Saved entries
_ _ _

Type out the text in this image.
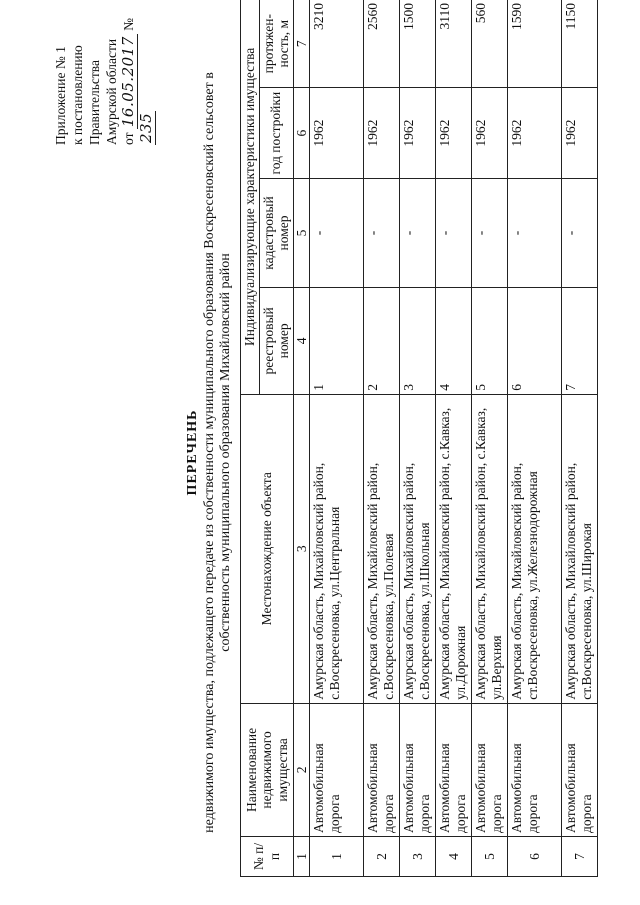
Приложение № 1 к постановлению Правительства Амурской области от 16.05.2017 № 235
ПЕРЕЧЕНЬ недвижимого имущества, подлежащего передаче из собственности муниципального образования Воскресеновский сельсовет в собственность муниципального образования Михайловский район
№ п/п	Наименование недвижимого имущества	Местонахождение объекта	Индивидуализирующие характеристики имущества			
			реестровый номер	кадастровый номер	год постройки	протяжен-ность, м
1	2	3	4	5	6	7
1	Автомобильная дорога	Амурская область, Михайловский район, с.Воскресеновка, ул.Центральная	1	-	1962	3210
2	Автомобильная дорога	Амурская область, Михайловский район, с.Воскресеновка, ул.Полевая	2	-	1962	2560
3	Автомобильная дорога	Амурская область, Михайловский район, с.Воскресеновка, ул.Школьная	3	-	1962	1500
4	Автомобильная дорога	Амурская область, Михайловский район, с.Кавказ, ул.Дорожная	4	-	1962	3110
5	Автомобильная дорога	Амурская область, Михайловский район, с.Кавказ, ул.Верхняя	5	-	1962	560
6	Автомобильная дорога	Амурская область, Михайловский район, ст.Воскресеновка, ул.Железнодорожная	6	-	1962	1590
7	Автомобильная дорога	Амурская область, Михайловский район, ст.Воскресеновка, ул.Широкая	7	-	1962	1150
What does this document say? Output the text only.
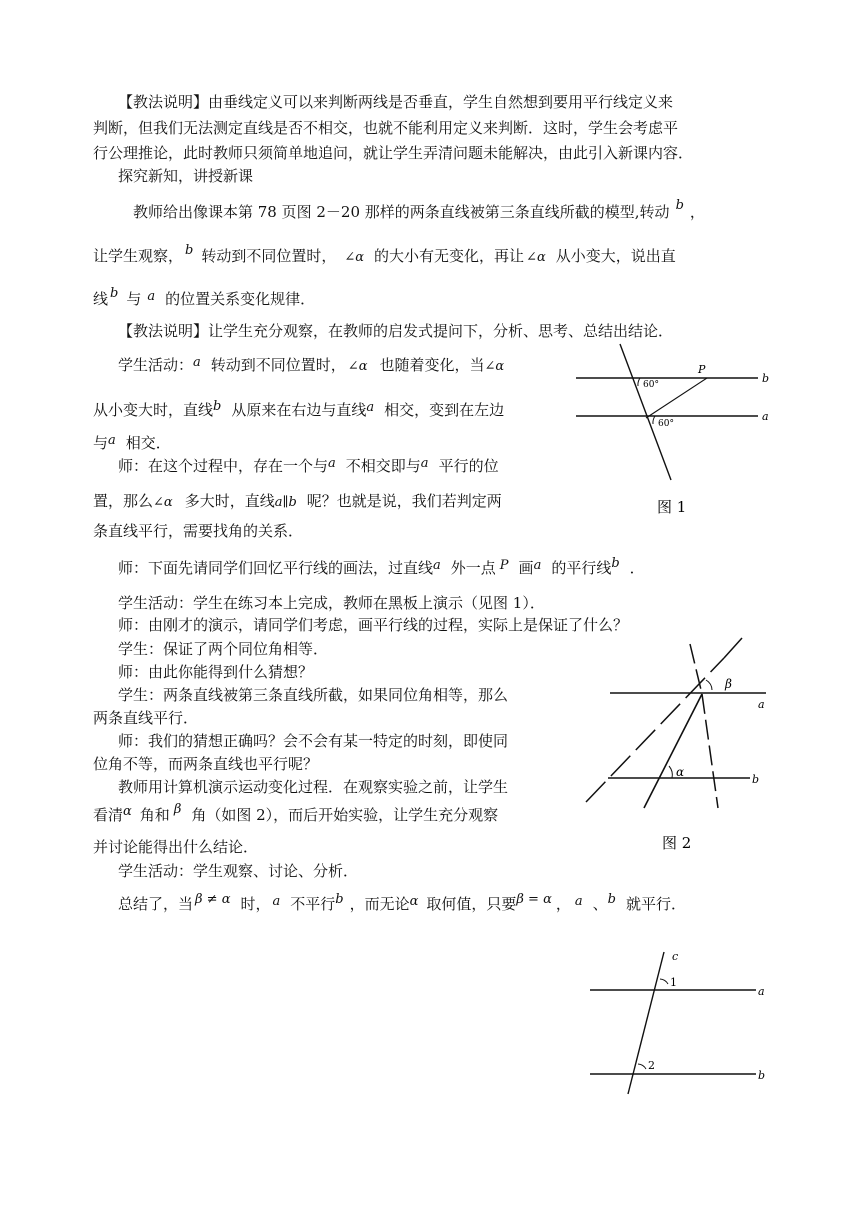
【教法说明】由垂线定义可以来判断两线是否垂直，学生自然想到要用平行线定义来
判断，但我们无法测定直线是否不相交，也就不能利用定义来判断．这时，学生会考虑平
行公理推论，此时教师只须简单地追问，就让学生弄清问题未能解决，由此引入新课内容．
探究新知，讲授新课
教师给出像课本第 78 页图 2－20 那样的两条直线被第三条直线所截的模型,转动 b ，
让学生观察， b 转动到不同位置时， ∠α 的大小有无变化，再让 ∠α 从小变大，说出直
线 b 与 a 的位置关系变化规律．
【教法说明】让学生充分观察，在教师的启发式提问下，分析、思考、总结出结论．
学生活动：a 转动到不同位置时， ∠α 也随着变化，当∠α
从小变大时，直线b 从原来在右边与直线a 相交，变到在左边
与a 相交．
师：在这个过程中，存在一个与a 不相交即与a 平行的位
置，那么∠α 多大时，直线a∥b 呢？也就是说，我们若判定两
条直线平行，需要找角的关系．
师：下面先请同学们回忆平行线的画法，过直线a 外一点 P 画a 的平行线b ．
学生活动：学生在练习本上完成，教师在黑板上演示（见图 1）．
师：由刚才的演示，请同学们考虑，画平行线的过程，实际上是保证了什么？
学生：保证了两个同位角相等．
师：由此你能得到什么猜想？
学生：两条直线被第三条直线所截，如果同位角相等，那么
两条直线平行．
师：我们的猜想正确吗？会不会有某一特定的时刻，即使同
位角不等，而两条直线也平行呢？
教师用计算机演示运动变化过程．在观察实验之前，让学生
看清α 角和 β 角（如图 2），而后开始实验，让学生充分观察
并讨论能得出什么结论．
学生活动：学生观察、讨论、分析．
总结了，当 β ≠ α 时， a 不平行b ，而无论α 取何值，只要β = α ， a 、b 就平行．
60°
60°
P
b
a
图 1
β
α
a
b
图 2
c
1
2
a
b
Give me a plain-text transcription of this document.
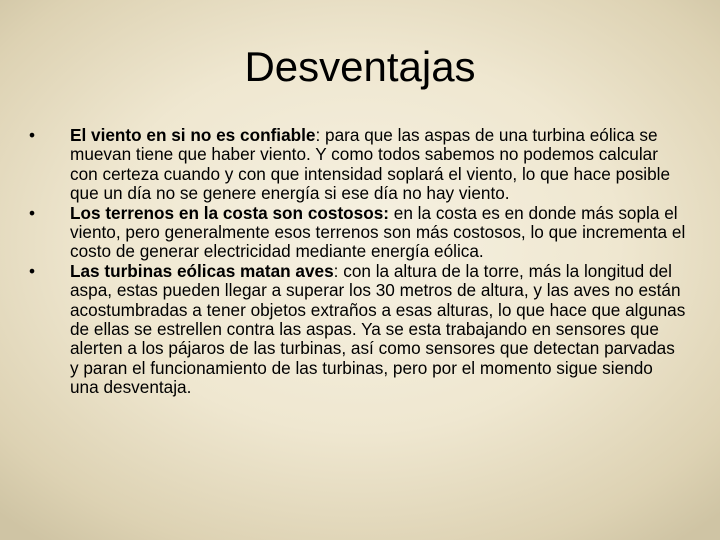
Desventajas
•	El viento en si no es confiable: para que las aspas de una turbina eólica se muevan tiene que haber viento. Y como todos sabemos no podemos calcular con certeza cuando y con que intensidad soplará el viento, lo que hace posible que un día no se genere energía si ese día no hay viento.
•	Los terrenos en la costa son costosos: en la costa es en donde más sopla el viento, pero generalmente esos terrenos son más costosos, lo que incrementa el costo de generar electricidad mediante energía eólica.
•	Las turbinas eólicas matan aves: con la altura de la torre, más la longitud del aspa, estas pueden llegar a superar los 30 metros de altura, y las aves no están acostumbradas a tener objetos extraños a esas alturas, lo que hace que algunas de ellas se estrellen contra las aspas. Ya se esta trabajando en sensores que alerten a los pájaros de las turbinas, así como sensores que detectan parvadas y paran el funcionamiento de las turbinas, pero por el momento sigue siendo una desventaja.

_ _ _

Write the entries above out again exactly, but not the pictures.

Type out the text in this image.
Приложение № 1 к постановлению Правительства Амурской области от 16.05.2017 № 235
ПЕРЕЧЕНЬ недвижимого имущества, подлежащего передаче из собственности муниципального образования Воскресеновский сельсовет в собственность муниципального образования Михайловский район
№ п/п	Наименование недвижимого имущества	Местонахождение объекта	Индивидуализирующие характеристики имущества			
			реестровый номер	кадастровый номер	год постройки	протяжен-ность, м
1	2	3	4	5	6	7
1	Автомобильная дорога	Амурская область, Михайловский район, с.Воскресеновка, ул.Центральная	1	-	1962	3210
2	Автомобильная дорога	Амурская область, Михайловский район, с.Воскресеновка, ул.Полевая	2	-	1962	2560
3	Автомобильная дорога	Амурская область, Михайловский район, с.Воскресеновка, ул.Школьная	3	-	1962	1500
4	Автомобильная дорога	Амурская область, Михайловский район, с.Кавказ, ул.Дорожная	4	-	1962	3110
5	Автомобильная дорога	Амурская область, Михайловский район, с.Кавказ, ул.Верхняя	5	-	1962	560
6	Автомобильная дорога	Амурская область, Михайловский район, ст.Воскресеновка, ул.Железнодорожная	6	-	1962	1590
7	Автомобильная дорога	Амурская область, Михайловский район, ст.Воскресеновка, ул.Широкая	7	-	1962	1150
What does this document say? Output the text only.
【教法说明】由垂线定义可以来判断两线是否垂直，学生自然想到要用平行线定义来
判断，但我们无法测定直线是否不相交，也就不能利用定义来判断．这时，学生会考虑平
行公理推论，此时教师只须简单地追问，就让学生弄清问题未能解决，由此引入新课内容．
探究新知，讲授新课
教师给出像课本第 78 页图 2－20 那样的两条直线被第三条直线所截的模型,转动 b ，
让学生观察， b 转动到不同位置时， ∠α 的大小有无变化，再让 ∠α 从小变大，说出直
线 b 与 a 的位置关系变化规律．
【教法说明】让学生充分观察，在教师的启发式提问下，分析、思考、总结出结论．
学生活动：a 转动到不同位置时， ∠α 也随着变化，当∠α
从小变大时，直线b 从原来在右边与直线a 相交，变到在左边
与a 相交．
师：在这个过程中，存在一个与a 不相交即与a 平行的位
置，那么∠α 多大时，直线a∥b 呢？也就是说，我们若判定两
条直线平行，需要找角的关系．
师：下面先请同学们回忆平行线的画法，过直线a 外一点 P 画a 的平行线b ．
学生活动：学生在练习本上完成，教师在黑板上演示（见图 1）．
师：由刚才的演示，请同学们考虑，画平行线的过程，实际上是保证了什么？
学生：保证了两个同位角相等．
师：由此你能得到什么猜想？
学生：两条直线被第三条直线所截，如果同位角相等，那么
两条直线平行．
师：我们的猜想正确吗？会不会有某一特定的时刻，即使同
位角不等，而两条直线也平行呢？
教师用计算机演示运动变化过程．在观察实验之前，让学生
看清α 角和 β 角（如图 2），而后开始实验，让学生充分观察
并讨论能得出什么结论．
学生活动：学生观察、讨论、分析．
总结了，当 β ≠ α 时， a 不平行b ，而无论α 取何值，只要β = α ， a 、b 就平行．
60°
60°
P
b
a
图 1
β
α
a
b
图 2
c
1
2
a
b
Give me a plain-text transcription of this document.
Desventajas
•	El viento en si no es confiable: para que las aspas de una turbina eólica se muevan tiene que haber viento. Y como todos sabemos no podemos calcular con certeza cuando y con que intensidad soplará el viento, lo que hace posible que un día no se genere energía si ese día no hay viento.
•	Los terrenos en la costa son costosos: en la costa es en donde más sopla el viento, pero generalmente esos terrenos son más costosos, lo que incrementa el costo de generar electricidad mediante energía eólica.
•	Las turbinas eólicas matan aves: con la altura de la torre, más la longitud del aspa, estas pueden llegar a superar los 30 metros de altura, y las aves no están acostumbradas a tener objetos extraños a esas alturas, lo que hace que algunas de ellas se estrellen contra las aspas. Ya se esta trabajando en sensores que alerten a los pájaros de las turbinas, así como sensores que detectan parvadas y paran el funcionamiento de las turbinas, pero por el momento sigue siendo una desventaja.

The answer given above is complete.